Kutipan Terpilih:
☆ ☆ ☆
KPU Bitung Nilai Fenomena La Nina Istilah Asing, Faktanya

Bitung, VivaSulut.com – Fenomena cuaca La Nina muncul di debat kedua Pasangan calon (Paslon) Wali Kota dan Wakil Wali Kota Bitung, Selasa (22/10/2024).

Fenomena cuaca ini adalah cuaca ekstrem yang dapat mempengaruhi iklim dunia setelah lawannya El Nino. Jika belahan dunia lain terjadi fenomena El Nino maka belahan lainnya dapat dipastikan dilanda fenomena La Nina, begitupun sebaliknya.

Bacaan Lainnya

KPU Kota Bitung sendiri melalui Divisi Sosialisasi, Pendidikan Pemilih dan Partisipasi Masyarakat Wiwinda Hamisi mengigatkan, agar Paslon tidak menggunakan istilah asing.

Peringatan istilah asing yang dimaksud Wiwinda itu salah satunya terkait pertanyaan Paslon 1 Geraldi Mantiri kepada Paslon 2 Hengky Honandar yaitu fenomena La Nina atau suhu permukaan laut (SPL).

“Yang pasti untuk debat berikutnya akan dievaluasi. Terutama Paslon menggunakan istilah asing atau menggunakan singkatan,” kata Wiwinda.

Kendati begitu, katanya, jika ada Paslon yang ingin menggunakan istilah asing atau singkatan harus dijelaskan.
☆ ☆ ☆
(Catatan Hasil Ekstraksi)
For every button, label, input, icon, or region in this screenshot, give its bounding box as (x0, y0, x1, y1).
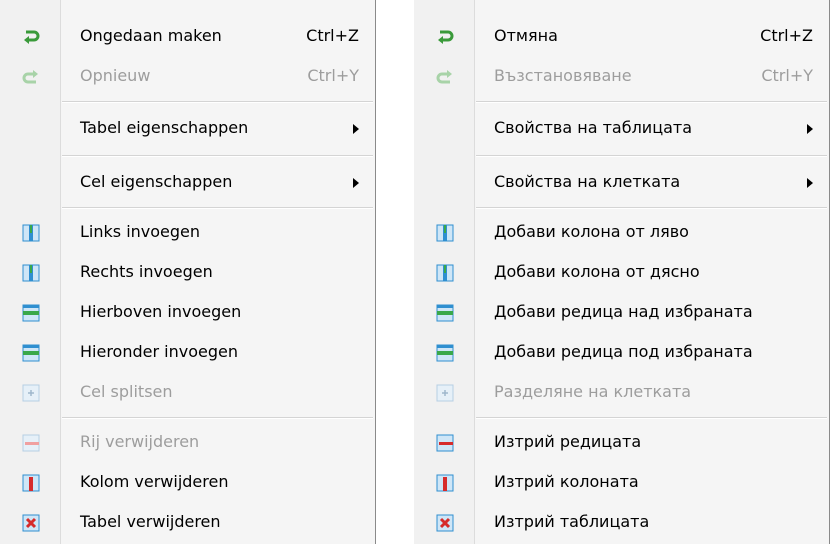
menu-item-insert-row-above[interactable]: Добави редица над избраната (414, 293, 829, 333)
menu-item-label: Links invoegen (80, 222, 201, 241)
menu-item-label: Отмяна (494, 26, 558, 45)
menu-item-label: Tabel eigenschappen (80, 118, 249, 137)
shortcut-label: Ctrl+Y (307, 66, 359, 85)
delete-table-icon (436, 514, 454, 532)
insert-column-left-icon (436, 224, 454, 242)
menu-item-delete-table[interactable]: Изтрий таблицата (414, 503, 829, 543)
menu-item-label: Изтрий таблицата (494, 512, 650, 531)
menu-item-redo[interactable]: Opnieuw Ctrl+Y (0, 57, 375, 97)
menu-item-undo[interactable]: Отмяна Ctrl+Z (414, 17, 829, 57)
menu-item-redo[interactable]: Възстановяване Ctrl+Y (414, 57, 829, 97)
menu-item-delete-column[interactable]: Kolom verwijderen (0, 463, 375, 503)
menu-item-label: Cel splitsen (80, 382, 173, 401)
menu-item-insert-row-below[interactable]: Hieronder invoegen (0, 333, 375, 373)
menu-separator (62, 155, 373, 157)
insert-column-right-icon (22, 264, 40, 282)
menu-item-label: Opnieuw (80, 66, 151, 85)
context-menu-bulgarian: Отмяна Ctrl+Z Възстановяване Ctrl+Y Свой… (414, 0, 830, 544)
menu-item-insert-row-below[interactable]: Добави редица под избраната (414, 333, 829, 373)
context-menu-dutch: Ongedaan maken Ctrl+Z Opnieuw Ctrl+Y Tab… (0, 0, 376, 544)
menu-item-label: Cel eigenschappen (80, 172, 233, 191)
menu-item-delete-column[interactable]: Изтрий колоната (414, 463, 829, 503)
shortcut-label: Ctrl+Y (761, 66, 813, 85)
submenu-arrow-icon (807, 178, 813, 188)
menu-item-split-cell[interactable]: Разделяне на клетката (414, 373, 829, 413)
redo-icon (22, 68, 40, 86)
shortcut-label: Ctrl+Z (306, 26, 359, 45)
menu-item-cell-properties[interactable]: Свойства на клетката (414, 163, 829, 203)
menu-item-insert-column-right[interactable]: Rechts invoegen (0, 253, 375, 293)
menu-item-insert-column-left[interactable]: Добави колона от ляво (414, 213, 829, 253)
menu-item-cell-properties[interactable]: Cel eigenschappen (0, 163, 375, 203)
insert-row-below-icon (436, 344, 454, 362)
insert-column-right-icon (436, 264, 454, 282)
menu-item-split-cell[interactable]: Cel splitsen (0, 373, 375, 413)
menu-item-label: Разделяне на клетката (494, 382, 692, 401)
menu-item-undo[interactable]: Ongedaan maken Ctrl+Z (0, 17, 375, 57)
submenu-arrow-icon (807, 124, 813, 134)
split-cell-icon (436, 384, 454, 402)
menu-item-delete-row[interactable]: Изтрий редицата (414, 423, 829, 463)
menu-item-label: Hieronder invoegen (80, 342, 238, 361)
menu-item-table-properties[interactable]: Свойства на таблицата (414, 109, 829, 149)
delete-table-icon (22, 514, 40, 532)
menu-item-label: Добави колона от ляво (494, 222, 689, 241)
menu-separator (476, 417, 827, 419)
insert-row-below-icon (22, 344, 40, 362)
menu-item-label: Ongedaan maken (80, 26, 222, 45)
menu-separator (62, 417, 373, 419)
submenu-arrow-icon (353, 178, 359, 188)
delete-row-icon (436, 434, 454, 452)
menu-item-label: Изтрий редицата (494, 432, 642, 451)
menu-separator (62, 101, 373, 103)
menu-separator (476, 155, 827, 157)
delete-column-icon (22, 474, 40, 492)
menu-item-label: Изтрий колоната (494, 472, 639, 491)
submenu-arrow-icon (353, 124, 359, 134)
menu-item-table-properties[interactable]: Tabel eigenschappen (0, 109, 375, 149)
menu-item-delete-row[interactable]: Rij verwijderen (0, 423, 375, 463)
menu-item-label: Rechts invoegen (80, 262, 213, 281)
delete-column-icon (436, 474, 454, 492)
menu-item-insert-column-left[interactable]: Links invoegen (0, 213, 375, 253)
undo-icon (22, 28, 40, 46)
undo-icon (436, 28, 454, 46)
redo-icon (436, 68, 454, 86)
menu-item-delete-table[interactable]: Tabel verwijderen (0, 503, 375, 543)
menu-separator (476, 207, 827, 209)
insert-column-left-icon (22, 224, 40, 242)
menu-item-label: Добави редица под избраната (494, 342, 753, 361)
menu-separator (62, 207, 373, 209)
menu-item-label: Възстановяване (494, 66, 632, 85)
menu-separator (476, 101, 827, 103)
insert-row-above-icon (436, 304, 454, 322)
menu-item-label: Добави колона от дясно (494, 262, 700, 281)
menu-item-insert-column-right[interactable]: Добави колона от дясно (414, 253, 829, 293)
menu-item-insert-row-above[interactable]: Hierboven invoegen (0, 293, 375, 333)
shortcut-label: Ctrl+Z (760, 26, 813, 45)
menu-item-label: Добави редица над избраната (494, 302, 753, 321)
menu-item-label: Tabel verwijderen (80, 512, 221, 531)
menu-item-label: Rij verwijderen (80, 432, 200, 451)
delete-row-icon (22, 434, 40, 452)
menu-item-label: Свойства на клетката (494, 172, 681, 191)
split-cell-icon (22, 384, 40, 402)
menu-item-label: Свойства на таблицата (494, 118, 693, 137)
menu-item-label: Hierboven invoegen (80, 302, 242, 321)
insert-row-above-icon (22, 304, 40, 322)
menu-item-label: Kolom verwijderen (80, 472, 229, 491)
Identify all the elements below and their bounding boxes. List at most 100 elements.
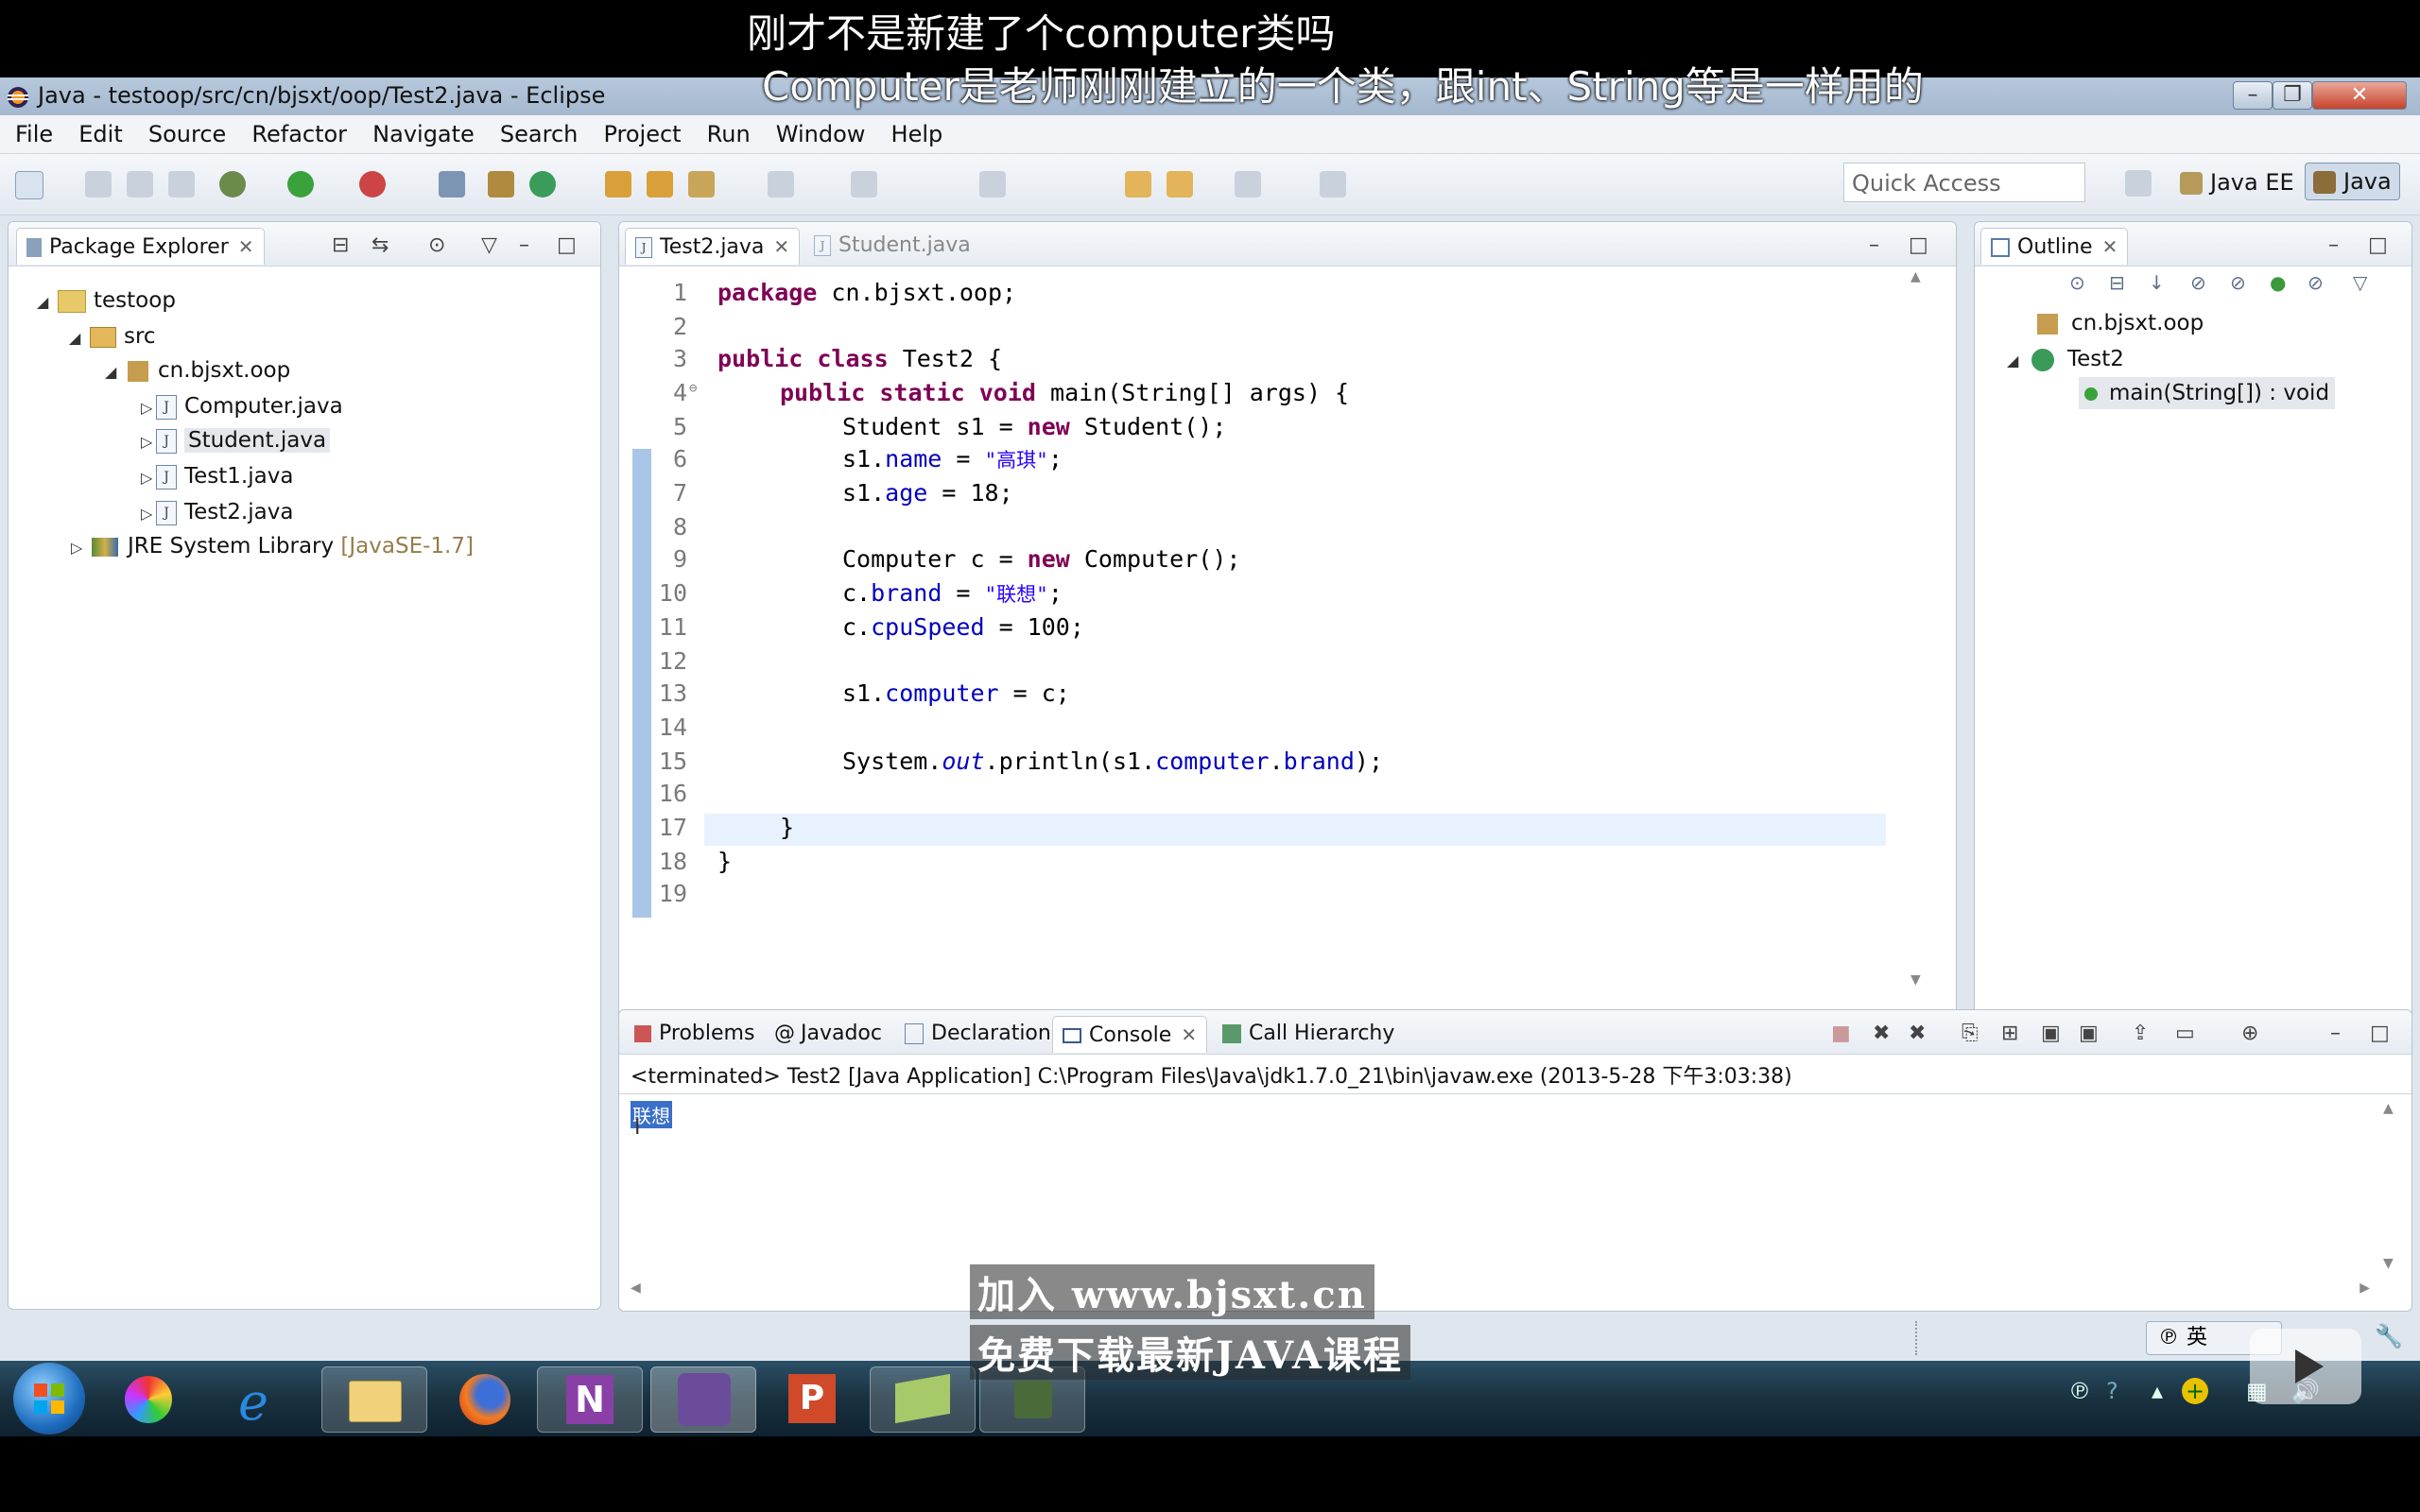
☆ ☆ ☆
Yang Harus Dikerjakan:
A: Dalam artikel tentang KPU Bitung, siapa yang menanyakan fenomena La Nina kepada Paslon 2 Hengky Honandar?
B: Tolong salin persis artikel tentang KPU Bitung, seluruhnya mulai dari "Bacaan Lainnya" terus ke bawah hingga "menggunakan istilah asing.".
C: Lanjutkan artikel tentang KPU Bitung setelah kalimat terakhir yang ditampilkan.

Jawaban yang Diharapkan:
A: Paslon 1 Geraldi Mantiri.

B:
Bacaan Lainnya

KPU Kota Bitung sendiri melalui Divisi Sosialisasi, Pendidikan Pemilih dan Partisipasi Masyarakat Wiwinda Hamisi mengigatkan, agar Paslon tidak menggunakan istilah asing.

C:
“Agar supaya juga apa yang ditanyakan, bisa dipahami. Karena tidak semua yang mengetahui istilah asing,” katanya.

Menanggapi pernyataan KPU soal fenomena La Nina dinilai istilah asing, LO Paslon Geraldi Mantiri–Erwin Wurangian, Sulaiman Luawo mengaku tidak menampik Paslonnya menggunakan kata itu.

Namun, kata Sulaiman, istilah asing La Nina yang ditanyakan Geraldi kepada Hengky menggunakan penjelasan yang begitu baik.

“KPU Kota Bitung tak perlu berlebihan. Sebelum masuk pertanyaan, ada penjelasan dari Geraldi ke Hengky bahwa La Nina itu terkait suhu permukaan laut,” kata Sulaiman.

Ia juga mengatakan istilah asing yang digunakan Geraldi-Erwin tidak menihilkan esensi debat kedua Pasalon.

“Hanya saja Paslon lain tak mampu menyimak pertayaan dengan baik, sehingga di beberpa jawaban agak keliru,” katanya.

Sikutip dari berbagai seumber, La Nina sendiri merupakan kebalikan dari fenomena El Nino. Nama La Nina sendiri dari bahasa spanyol yang berarti anak perempuan atau putri.

Selama fenomena itu berlangsung, suhu permukaan laut di sepanjang timur dan tengah Samudera Pasifik yang dekat atau berada di garis khatulistiwa mengalami penurunan sebanyak 3° hingga 5 °C dari suhu normal. Kemunculan fenomena tersebut biasanya berlangsung paling tidak lima bulan.

Fenomena ini memiliki dampak yang sangat besar terhadap cuaca bahkan iklim di sebagian besar wilayah dunia, terutama di wilayah Amerika Utara, bahkan berdampak pada pola musim terjadinya Badai Atlantik dan Badai Pasifik.

(redaksi)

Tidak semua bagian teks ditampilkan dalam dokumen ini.